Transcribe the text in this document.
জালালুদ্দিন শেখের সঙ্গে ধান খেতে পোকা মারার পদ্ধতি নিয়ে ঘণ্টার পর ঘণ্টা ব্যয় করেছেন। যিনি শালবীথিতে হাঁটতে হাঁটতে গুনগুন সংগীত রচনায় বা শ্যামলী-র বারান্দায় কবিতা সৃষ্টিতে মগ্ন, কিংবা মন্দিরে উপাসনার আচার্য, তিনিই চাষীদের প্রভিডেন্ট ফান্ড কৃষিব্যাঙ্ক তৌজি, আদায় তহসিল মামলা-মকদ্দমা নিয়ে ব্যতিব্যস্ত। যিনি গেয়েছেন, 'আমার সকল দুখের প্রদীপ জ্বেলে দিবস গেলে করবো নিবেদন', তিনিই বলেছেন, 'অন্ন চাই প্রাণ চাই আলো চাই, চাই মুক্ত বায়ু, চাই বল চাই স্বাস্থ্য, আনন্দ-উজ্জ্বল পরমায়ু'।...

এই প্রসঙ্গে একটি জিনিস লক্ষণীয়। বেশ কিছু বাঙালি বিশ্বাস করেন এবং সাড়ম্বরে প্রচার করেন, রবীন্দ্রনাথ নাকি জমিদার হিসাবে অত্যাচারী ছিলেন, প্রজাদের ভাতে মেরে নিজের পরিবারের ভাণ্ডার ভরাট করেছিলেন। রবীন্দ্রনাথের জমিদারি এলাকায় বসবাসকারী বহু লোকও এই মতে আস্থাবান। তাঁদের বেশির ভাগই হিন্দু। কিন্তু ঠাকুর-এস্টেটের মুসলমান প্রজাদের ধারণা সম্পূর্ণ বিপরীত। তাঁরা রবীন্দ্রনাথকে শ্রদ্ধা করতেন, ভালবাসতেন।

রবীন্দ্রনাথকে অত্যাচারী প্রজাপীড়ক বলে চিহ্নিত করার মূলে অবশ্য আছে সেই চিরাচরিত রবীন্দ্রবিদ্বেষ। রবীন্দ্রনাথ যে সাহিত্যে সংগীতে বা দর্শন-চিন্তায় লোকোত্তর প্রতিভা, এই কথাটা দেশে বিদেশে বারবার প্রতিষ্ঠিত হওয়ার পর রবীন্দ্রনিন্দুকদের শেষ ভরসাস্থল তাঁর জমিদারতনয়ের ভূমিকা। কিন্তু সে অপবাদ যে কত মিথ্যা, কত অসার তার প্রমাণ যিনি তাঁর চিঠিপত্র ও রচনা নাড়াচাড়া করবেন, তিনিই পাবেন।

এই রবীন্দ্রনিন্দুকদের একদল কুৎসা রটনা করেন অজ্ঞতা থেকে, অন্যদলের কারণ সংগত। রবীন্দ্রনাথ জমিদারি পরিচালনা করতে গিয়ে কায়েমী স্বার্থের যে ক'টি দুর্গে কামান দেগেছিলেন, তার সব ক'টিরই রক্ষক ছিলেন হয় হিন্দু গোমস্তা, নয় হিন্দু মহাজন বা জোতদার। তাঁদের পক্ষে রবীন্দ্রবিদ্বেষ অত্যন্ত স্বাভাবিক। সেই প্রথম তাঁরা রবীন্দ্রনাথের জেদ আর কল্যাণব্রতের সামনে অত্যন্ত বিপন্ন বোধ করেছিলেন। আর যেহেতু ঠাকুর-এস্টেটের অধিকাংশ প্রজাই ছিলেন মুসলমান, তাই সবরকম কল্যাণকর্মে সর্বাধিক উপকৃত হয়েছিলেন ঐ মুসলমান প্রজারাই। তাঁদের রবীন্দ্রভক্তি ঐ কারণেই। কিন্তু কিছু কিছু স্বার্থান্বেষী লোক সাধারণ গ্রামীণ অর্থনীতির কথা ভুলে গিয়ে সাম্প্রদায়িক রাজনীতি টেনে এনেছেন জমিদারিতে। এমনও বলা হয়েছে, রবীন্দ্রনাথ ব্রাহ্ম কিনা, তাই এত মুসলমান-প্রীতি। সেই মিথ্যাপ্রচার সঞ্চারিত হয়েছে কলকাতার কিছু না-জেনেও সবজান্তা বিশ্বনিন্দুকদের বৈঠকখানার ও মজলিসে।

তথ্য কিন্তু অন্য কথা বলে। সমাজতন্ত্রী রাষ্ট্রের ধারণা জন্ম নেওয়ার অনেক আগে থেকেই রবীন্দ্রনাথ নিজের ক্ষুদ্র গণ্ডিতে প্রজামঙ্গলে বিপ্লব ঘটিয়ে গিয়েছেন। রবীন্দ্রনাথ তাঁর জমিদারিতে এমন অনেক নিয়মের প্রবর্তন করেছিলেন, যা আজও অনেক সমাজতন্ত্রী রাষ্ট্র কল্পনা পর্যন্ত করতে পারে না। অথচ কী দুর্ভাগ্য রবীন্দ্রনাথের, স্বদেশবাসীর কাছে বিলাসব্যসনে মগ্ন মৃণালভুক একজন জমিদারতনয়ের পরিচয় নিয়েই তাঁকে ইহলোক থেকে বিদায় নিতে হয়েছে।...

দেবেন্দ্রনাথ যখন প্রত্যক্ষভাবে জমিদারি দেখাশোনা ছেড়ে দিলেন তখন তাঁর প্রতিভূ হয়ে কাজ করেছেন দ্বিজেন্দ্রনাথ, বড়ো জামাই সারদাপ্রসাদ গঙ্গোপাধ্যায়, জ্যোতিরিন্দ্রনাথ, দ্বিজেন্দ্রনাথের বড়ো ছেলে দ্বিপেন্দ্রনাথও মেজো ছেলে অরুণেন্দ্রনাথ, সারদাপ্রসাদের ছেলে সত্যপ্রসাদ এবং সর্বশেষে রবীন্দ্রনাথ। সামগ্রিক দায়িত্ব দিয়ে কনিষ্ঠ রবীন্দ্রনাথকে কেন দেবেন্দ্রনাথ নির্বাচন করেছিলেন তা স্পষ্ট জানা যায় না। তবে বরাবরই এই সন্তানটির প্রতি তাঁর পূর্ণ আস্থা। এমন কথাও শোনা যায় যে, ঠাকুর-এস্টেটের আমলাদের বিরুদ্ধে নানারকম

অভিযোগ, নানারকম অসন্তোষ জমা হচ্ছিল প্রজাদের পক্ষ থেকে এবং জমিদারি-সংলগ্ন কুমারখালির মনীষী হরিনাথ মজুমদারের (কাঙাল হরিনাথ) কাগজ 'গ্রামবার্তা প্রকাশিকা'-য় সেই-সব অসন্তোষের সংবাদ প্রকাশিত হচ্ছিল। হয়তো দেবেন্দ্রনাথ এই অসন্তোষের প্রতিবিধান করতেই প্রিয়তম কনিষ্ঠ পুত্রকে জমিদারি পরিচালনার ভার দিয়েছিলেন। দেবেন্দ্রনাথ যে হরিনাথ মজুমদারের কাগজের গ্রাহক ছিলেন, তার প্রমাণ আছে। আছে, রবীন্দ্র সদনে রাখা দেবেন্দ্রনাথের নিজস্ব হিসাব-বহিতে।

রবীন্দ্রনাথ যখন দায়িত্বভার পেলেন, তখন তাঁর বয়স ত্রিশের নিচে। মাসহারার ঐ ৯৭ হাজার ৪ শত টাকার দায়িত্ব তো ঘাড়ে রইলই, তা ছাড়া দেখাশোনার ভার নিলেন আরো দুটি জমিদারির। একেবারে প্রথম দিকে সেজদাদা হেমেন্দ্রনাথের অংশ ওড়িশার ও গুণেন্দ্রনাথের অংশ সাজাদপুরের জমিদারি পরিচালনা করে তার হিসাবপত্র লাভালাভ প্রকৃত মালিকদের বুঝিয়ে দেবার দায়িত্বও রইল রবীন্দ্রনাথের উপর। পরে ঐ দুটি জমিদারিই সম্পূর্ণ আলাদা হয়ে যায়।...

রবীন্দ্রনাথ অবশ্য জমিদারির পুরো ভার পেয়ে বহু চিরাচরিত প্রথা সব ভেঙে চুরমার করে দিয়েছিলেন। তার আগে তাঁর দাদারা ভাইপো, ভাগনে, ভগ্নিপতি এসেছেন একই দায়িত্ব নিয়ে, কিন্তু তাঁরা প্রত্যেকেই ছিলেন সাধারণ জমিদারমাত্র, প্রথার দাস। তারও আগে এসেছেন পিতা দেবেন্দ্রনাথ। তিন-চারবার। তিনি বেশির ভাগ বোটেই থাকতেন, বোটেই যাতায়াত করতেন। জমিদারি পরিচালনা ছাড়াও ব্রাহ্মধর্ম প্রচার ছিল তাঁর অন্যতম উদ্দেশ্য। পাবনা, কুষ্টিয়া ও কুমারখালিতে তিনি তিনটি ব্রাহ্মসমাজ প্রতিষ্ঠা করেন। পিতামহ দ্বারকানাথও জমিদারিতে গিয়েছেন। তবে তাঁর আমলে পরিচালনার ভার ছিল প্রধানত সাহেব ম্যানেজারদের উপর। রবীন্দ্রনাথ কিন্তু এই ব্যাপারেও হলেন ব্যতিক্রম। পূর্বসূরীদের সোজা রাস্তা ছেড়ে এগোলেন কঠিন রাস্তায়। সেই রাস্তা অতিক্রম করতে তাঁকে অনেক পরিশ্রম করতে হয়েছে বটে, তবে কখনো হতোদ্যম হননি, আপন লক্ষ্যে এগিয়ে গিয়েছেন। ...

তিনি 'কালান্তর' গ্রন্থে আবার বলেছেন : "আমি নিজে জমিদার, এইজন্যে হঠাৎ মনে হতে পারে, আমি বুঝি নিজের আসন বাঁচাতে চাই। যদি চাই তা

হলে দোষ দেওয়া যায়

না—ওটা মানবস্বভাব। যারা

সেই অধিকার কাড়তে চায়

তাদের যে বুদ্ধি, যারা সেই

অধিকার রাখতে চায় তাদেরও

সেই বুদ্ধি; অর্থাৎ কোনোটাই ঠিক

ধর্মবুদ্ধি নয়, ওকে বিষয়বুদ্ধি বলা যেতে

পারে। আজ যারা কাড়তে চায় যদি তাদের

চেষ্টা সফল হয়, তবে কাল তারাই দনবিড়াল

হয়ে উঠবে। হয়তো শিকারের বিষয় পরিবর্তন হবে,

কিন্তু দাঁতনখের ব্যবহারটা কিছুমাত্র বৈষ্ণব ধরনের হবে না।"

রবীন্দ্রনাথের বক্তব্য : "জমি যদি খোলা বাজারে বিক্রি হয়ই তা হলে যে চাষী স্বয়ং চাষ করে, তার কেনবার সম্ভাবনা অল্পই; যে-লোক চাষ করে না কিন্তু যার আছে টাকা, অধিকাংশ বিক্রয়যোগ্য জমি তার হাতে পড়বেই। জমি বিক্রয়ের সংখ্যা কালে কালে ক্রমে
-*-*-
Task description -
Gather each line from the listing above that holds "রতনয".

Response for this exercise -
রবীন্দ্রনাথকে অত্যাচারী প্রজাপীড়ক বলে চিহ্নিত করার মূলে অবশ্য আছে সেই চিরাচরিত রবীন্দ্রবিদ্বেষ। রবীন্দ্রনাথ যে সাহিত্যে সংগীতে বা দর্শন-চিন্তায় লোকোত্তর প্রতিভা, এই কথাটা দেশে বিদেশে বারবার প্রতিষ্ঠিত হওয়ার পর রবীন্দ্রনিন্দুকদের শেষ ভরসাস্থল তাঁর জমিদারতনয়ের ভূমিকা। কিন্তু সে অপবাদ যে কত মিথ্যা, কত অসার তার প্রমাণ যিনি তাঁর চিঠিপত্র ও রচনা নাড়াচাড়া করবেন, তিনিই পাবেন।
তথ্য কিন্তু অন্য কথা বলে। সমাজতন্ত্রী রাষ্ট্রের ধারণা জন্ম নেওয়ার অনেক আগে থেকেই রবীন্দ্রনাথ নিজের ক্ষুদ্র গণ্ডিতে প্রজামঙ্গলে বিপ্লব ঘটিয়ে গিয়েছেন। রবীন্দ্রনাথ তাঁর জমিদারিতে এমন অনেক নিয়মের প্রবর্তন করেছিলেন, যা আজও অনেক সমাজতন্ত্রী রাষ্ট্র কল্পনা পর্যন্ত করতে পারে না। অথচ কী দুর্ভাগ্য রবীন্দ্রনাথের, স্বদেশবাসীর কাছে বিলাসব্যসনে মগ্ন মৃণালভুক একজন জমিদারতনয়ের পরিচয় নিয়েই তাঁকে ইহলোক থেকে বিদায় নিতে হয়েছে।...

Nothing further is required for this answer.